_Requirement_: Answer with a single number, the count of lines holding the word "screenshot".

_Records_:
------

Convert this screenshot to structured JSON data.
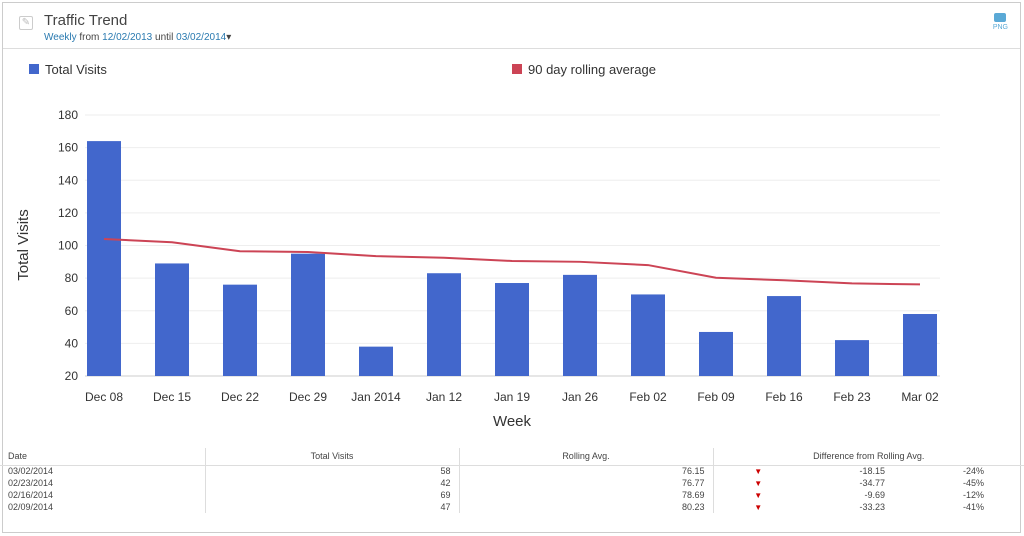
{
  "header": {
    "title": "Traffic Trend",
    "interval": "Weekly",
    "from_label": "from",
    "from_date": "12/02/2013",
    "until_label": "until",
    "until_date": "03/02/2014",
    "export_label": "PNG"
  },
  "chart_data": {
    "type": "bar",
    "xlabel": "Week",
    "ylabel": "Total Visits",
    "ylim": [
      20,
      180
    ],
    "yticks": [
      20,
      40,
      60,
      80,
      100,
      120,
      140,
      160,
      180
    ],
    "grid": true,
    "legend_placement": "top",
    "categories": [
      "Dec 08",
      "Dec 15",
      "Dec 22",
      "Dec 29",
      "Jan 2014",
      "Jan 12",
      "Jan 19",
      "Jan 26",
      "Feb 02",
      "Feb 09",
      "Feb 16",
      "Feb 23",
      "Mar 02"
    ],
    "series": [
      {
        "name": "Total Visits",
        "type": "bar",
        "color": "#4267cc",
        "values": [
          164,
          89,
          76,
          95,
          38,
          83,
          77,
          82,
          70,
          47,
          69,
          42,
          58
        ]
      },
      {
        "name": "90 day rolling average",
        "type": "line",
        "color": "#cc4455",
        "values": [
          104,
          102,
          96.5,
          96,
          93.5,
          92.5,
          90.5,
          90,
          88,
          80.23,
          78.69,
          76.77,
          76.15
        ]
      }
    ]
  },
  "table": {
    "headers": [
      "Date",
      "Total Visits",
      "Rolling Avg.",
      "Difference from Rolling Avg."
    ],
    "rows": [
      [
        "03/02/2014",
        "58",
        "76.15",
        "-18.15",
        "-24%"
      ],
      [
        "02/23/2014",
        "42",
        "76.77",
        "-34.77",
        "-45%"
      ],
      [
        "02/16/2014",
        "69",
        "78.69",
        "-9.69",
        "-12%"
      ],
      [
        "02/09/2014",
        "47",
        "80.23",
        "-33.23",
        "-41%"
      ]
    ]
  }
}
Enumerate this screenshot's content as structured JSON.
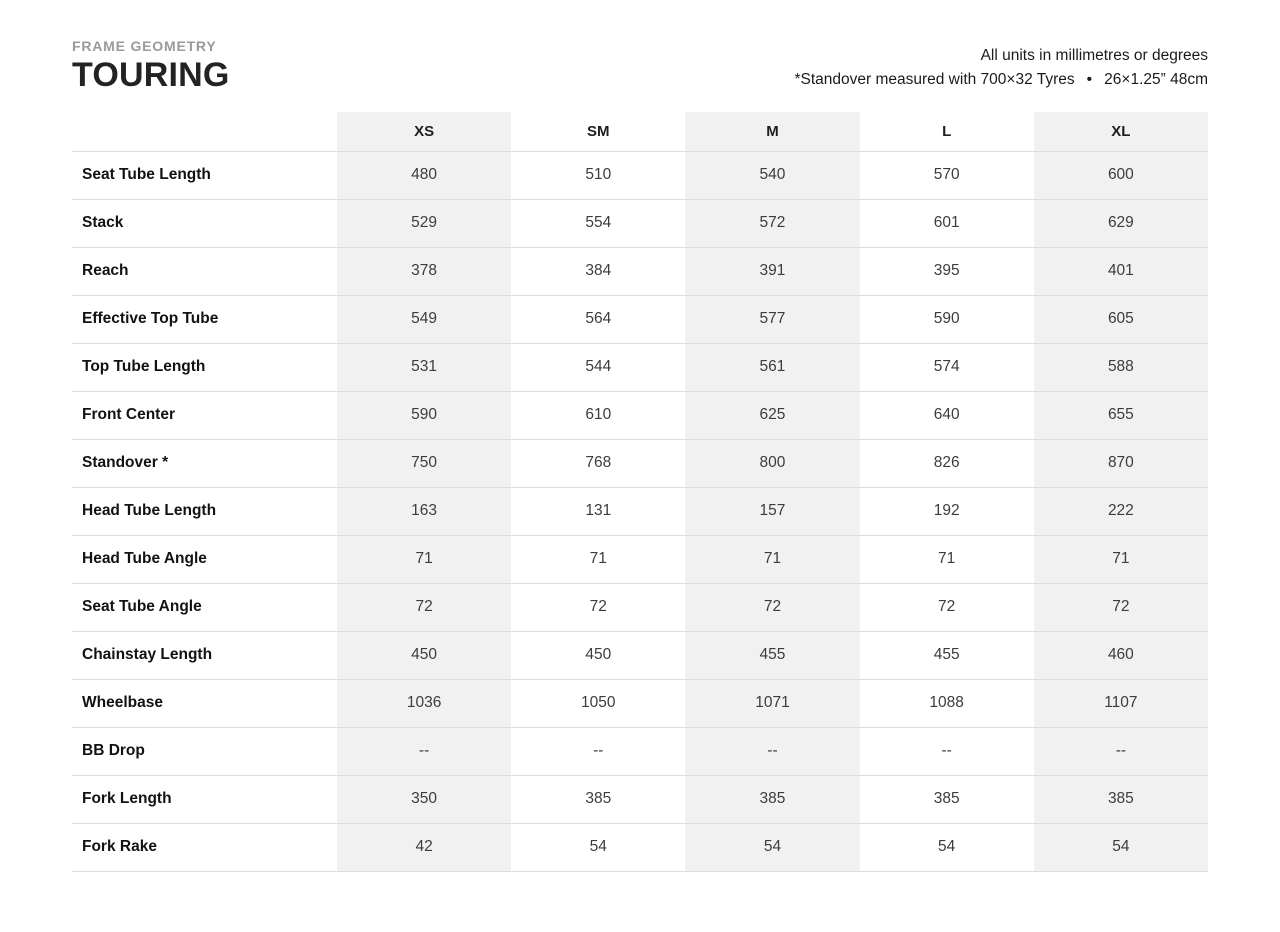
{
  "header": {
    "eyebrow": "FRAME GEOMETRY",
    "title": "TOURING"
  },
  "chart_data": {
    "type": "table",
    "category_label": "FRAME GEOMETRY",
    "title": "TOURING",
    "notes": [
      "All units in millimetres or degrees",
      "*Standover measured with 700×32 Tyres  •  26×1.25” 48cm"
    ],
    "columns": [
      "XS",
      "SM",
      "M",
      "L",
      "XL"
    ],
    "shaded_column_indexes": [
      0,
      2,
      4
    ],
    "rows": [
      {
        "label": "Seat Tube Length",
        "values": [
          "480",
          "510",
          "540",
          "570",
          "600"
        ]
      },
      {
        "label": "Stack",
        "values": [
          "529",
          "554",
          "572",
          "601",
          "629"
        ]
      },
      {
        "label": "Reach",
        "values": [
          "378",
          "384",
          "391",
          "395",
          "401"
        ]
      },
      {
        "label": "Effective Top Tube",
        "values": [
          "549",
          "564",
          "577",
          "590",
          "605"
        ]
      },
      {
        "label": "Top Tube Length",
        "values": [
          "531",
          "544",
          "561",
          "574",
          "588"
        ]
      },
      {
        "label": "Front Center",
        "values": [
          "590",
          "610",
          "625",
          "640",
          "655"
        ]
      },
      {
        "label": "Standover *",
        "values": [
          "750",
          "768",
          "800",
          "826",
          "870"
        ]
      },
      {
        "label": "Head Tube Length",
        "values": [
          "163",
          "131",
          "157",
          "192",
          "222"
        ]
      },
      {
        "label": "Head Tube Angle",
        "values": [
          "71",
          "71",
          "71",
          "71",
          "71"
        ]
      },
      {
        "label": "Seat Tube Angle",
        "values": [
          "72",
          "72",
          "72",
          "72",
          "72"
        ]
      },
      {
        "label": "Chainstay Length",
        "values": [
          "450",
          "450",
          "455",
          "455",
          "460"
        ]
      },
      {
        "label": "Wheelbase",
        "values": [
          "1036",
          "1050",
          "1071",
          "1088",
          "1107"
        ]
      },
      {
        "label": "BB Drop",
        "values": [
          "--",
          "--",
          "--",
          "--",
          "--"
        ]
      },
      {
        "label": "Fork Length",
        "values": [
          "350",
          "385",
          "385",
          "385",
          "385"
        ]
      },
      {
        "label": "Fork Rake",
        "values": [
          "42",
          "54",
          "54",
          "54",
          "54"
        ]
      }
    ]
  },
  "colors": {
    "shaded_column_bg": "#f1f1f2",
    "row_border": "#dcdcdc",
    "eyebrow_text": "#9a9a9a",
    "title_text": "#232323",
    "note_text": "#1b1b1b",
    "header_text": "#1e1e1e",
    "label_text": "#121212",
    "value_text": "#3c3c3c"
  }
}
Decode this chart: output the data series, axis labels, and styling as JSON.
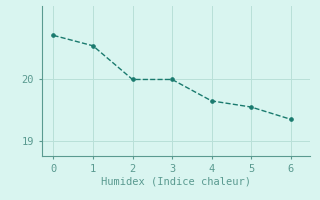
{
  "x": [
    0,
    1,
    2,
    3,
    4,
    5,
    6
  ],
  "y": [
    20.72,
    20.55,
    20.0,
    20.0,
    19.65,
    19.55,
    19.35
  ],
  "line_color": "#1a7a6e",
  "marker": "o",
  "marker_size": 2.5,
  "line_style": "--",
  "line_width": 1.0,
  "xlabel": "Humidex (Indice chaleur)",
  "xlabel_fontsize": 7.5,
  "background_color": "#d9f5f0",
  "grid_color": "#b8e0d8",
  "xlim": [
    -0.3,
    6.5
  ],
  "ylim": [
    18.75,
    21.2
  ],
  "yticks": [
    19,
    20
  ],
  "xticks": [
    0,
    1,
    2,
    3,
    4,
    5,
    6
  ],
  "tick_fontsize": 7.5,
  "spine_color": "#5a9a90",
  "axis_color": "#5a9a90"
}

------

_Reply to the task_: 2